» Task: Output every line of the material exactly, omitting images.

» Dataset excerpts:
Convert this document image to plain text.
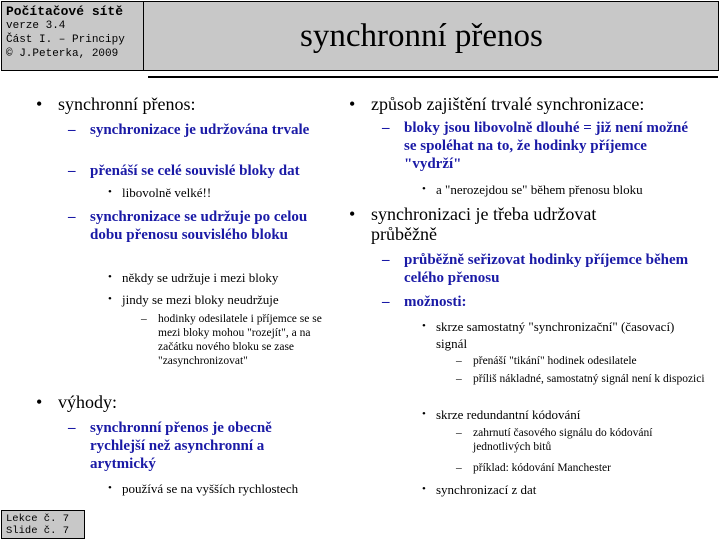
Počítačové sítě
verze 3.4
Část I. – Principy
© J.Peterka, 2009	synchronní přenos
• synchronní přenos:
– synchronizace je udržována trvale
– přenáší se celé souvislé bloky dat
• libovolně velké!!
– synchronizace se udržuje po celou dobu přenosu souvislého bloku
• někdy se udržuje i mezi bloky
• jindy se mezi bloky neudržuje
– hodinky odesilatele i příjemce se se mezi bloky mohou "rozejít", a na začátku nového bloku se zase "zasynchronizovat"
• výhody:
– synchronní přenos je obecně rychlejší než asynchronní a arytmický
• používá se na vyšších rychlostech
• způsob zajištění trvalé synchronizace:
– bloky jsou libovolně dlouhé = již není možné se spoléhat na to, že hodinky příjemce "vydrží"
• a "nerozejdou se" během přenosu bloku
• synchronizaci je třeba udržovat průběžně
– průběžně seřizovat hodinky příjemce během celého přenosu
– možnosti:
• skrze samostatný "synchronizační" (časovací) signál
– přenáší "tikání" hodinek odesilatele
– příliš nákladné, samostatný signál není k dispozici
• skrze redundantní kódování
– zahrnutí časového signálu do kódování jednotlivých bitů
– příklad: kódování Manchester
• synchronizací z dat
Lekce č. 7
Slide č. 7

» Finished task:
Convert this document image to plain text.
Počítačové sítě
verze 3.4
Část I. – Principy
© J.Peterka, 2009	synchronní přenos
• synchronní přenos:
– synchronizace je udržována trvale
– přenáší se celé souvislé bloky dat
• libovolně velké!!
– synchronizace se udržuje po celou dobu přenosu souvislého bloku
• někdy se udržuje i mezi bloky
• jindy se mezi bloky neudržuje
– hodinky odesilatele i příjemce se se mezi bloky mohou "rozejít", a na začátku nového bloku se zase "zasynchronizovat"
• výhody:
– synchronní přenos je obecně rychlejší než asynchronní a arytmický
• používá se na vyšších rychlostech
• způsob zajištění trvalé synchronizace:
– bloky jsou libovolně dlouhé = již není možné se spoléhat na to, že hodinky příjemce "vydrží"
• a "nerozejdou se" během přenosu bloku
• synchronizaci je třeba udržovat průběžně
– průběžně seřizovat hodinky příjemce během celého přenosu
– možnosti:
• skrze samostatný "synchronizační" (časovací) signál
– přenáší "tikání" hodinek odesilatele
– příliš nákladné, samostatný signál není k dispozici
• skrze redundantní kódování
– zahrnutí časového signálu do kódování jednotlivých bitů
– příklad: kódování Manchester
• synchronizací z dat
Lekce č. 7
Slide č. 7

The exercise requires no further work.